▸ SHORT TASK: Skip the pictures. Copy all the rest of the records down exactly.

▸ PROVIDED RECORDS:
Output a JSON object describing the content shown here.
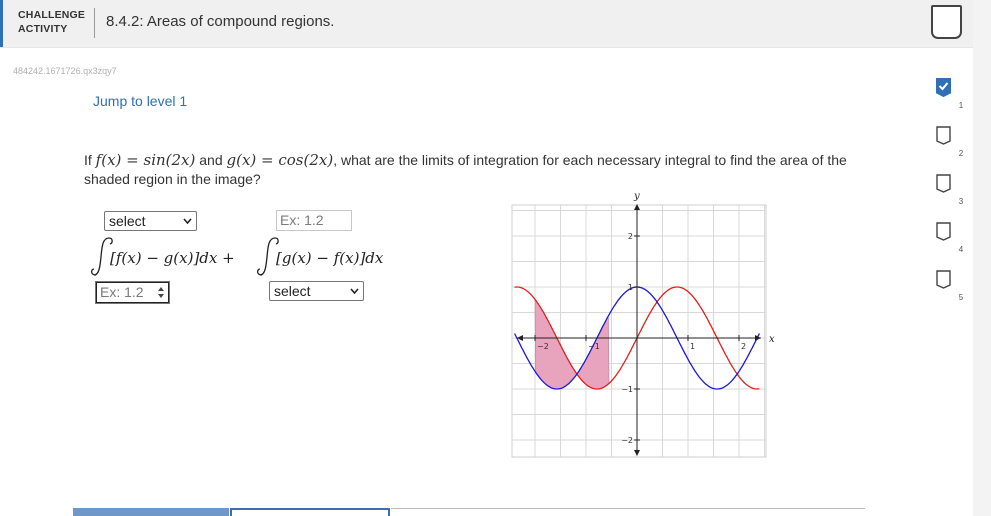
{
  "header": {
    "type_line1": "CHALLENGE",
    "type_line2": "ACTIVITY",
    "title": "8.4.2: Areas of compound regions."
  },
  "activity_code": "484242.1671726.qx3zqy7",
  "jump_link": "Jump to level 1",
  "question": {
    "prefix": "If ",
    "f_def": "f(x) = sin(2x)",
    "and": " and ",
    "g_def": "g(x) = cos(2x)",
    "suffix": ", what are the limits of integration for each necessary integral to find the area of the shaded region in the image?"
  },
  "controls": {
    "select1_value": "select",
    "input1_placeholder": "Ex: 1.2",
    "input2_placeholder": "Ex: 1.2",
    "select2_value": "select"
  },
  "formula": {
    "integrand1": "[f(x) − g(x)]dx +",
    "integrand2": "[g(x) − f(x)]dx"
  },
  "graph": {
    "x_axis_label": "x",
    "y_axis_label": "y",
    "x_ticks": [
      "−2",
      "−1",
      "1",
      "2"
    ],
    "y_ticks": [
      "2",
      "1",
      "−1",
      "−2"
    ],
    "f_color": "#e0201a",
    "g_color": "#1a1ad6",
    "shade_color": "#e8a3bd"
  },
  "levels": {
    "items": [
      "1",
      "2",
      "3",
      "4",
      "5"
    ],
    "active": "1",
    "active_color": "#2f6fb7"
  }
}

▸ OUTPUT FOR THIS TASK:
Output a JSON object describing the content shown here.
{
  "header": {
    "type_line1": "CHALLENGE",
    "type_line2": "ACTIVITY",
    "title": "8.4.2: Areas of compound regions."
  },
  "activity_code": "484242.1671726.qx3zqy7",
  "jump_link": "Jump to level 1",
  "question": {
    "prefix": "If ",
    "f_def": "f(x) = sin(2x)",
    "and": " and ",
    "g_def": "g(x) = cos(2x)",
    "suffix": ", what are the limits of integration for each necessary integral to find the area of the shaded region in the image?"
  },
  "controls": {
    "select1_value": "select",
    "input1_placeholder": "Ex: 1.2",
    "input2_placeholder": "Ex: 1.2",
    "select2_value": "select"
  },
  "formula": {
    "integrand1": "[f(x) − g(x)]dx +",
    "integrand2": "[g(x) − f(x)]dx"
  },
  "graph": {
    "x_axis_label": "x",
    "y_axis_label": "y",
    "x_ticks": [
      "−2",
      "−1",
      "1",
      "2"
    ],
    "y_ticks": [
      "2",
      "1",
      "−1",
      "−2"
    ],
    "f_color": "#e0201a",
    "g_color": "#1a1ad6",
    "shade_color": "#e8a3bd"
  },
  "levels": {
    "items": [
      "1",
      "2",
      "3",
      "4",
      "5"
    ],
    "active": "1",
    "active_color": "#2f6fb7"
  }
}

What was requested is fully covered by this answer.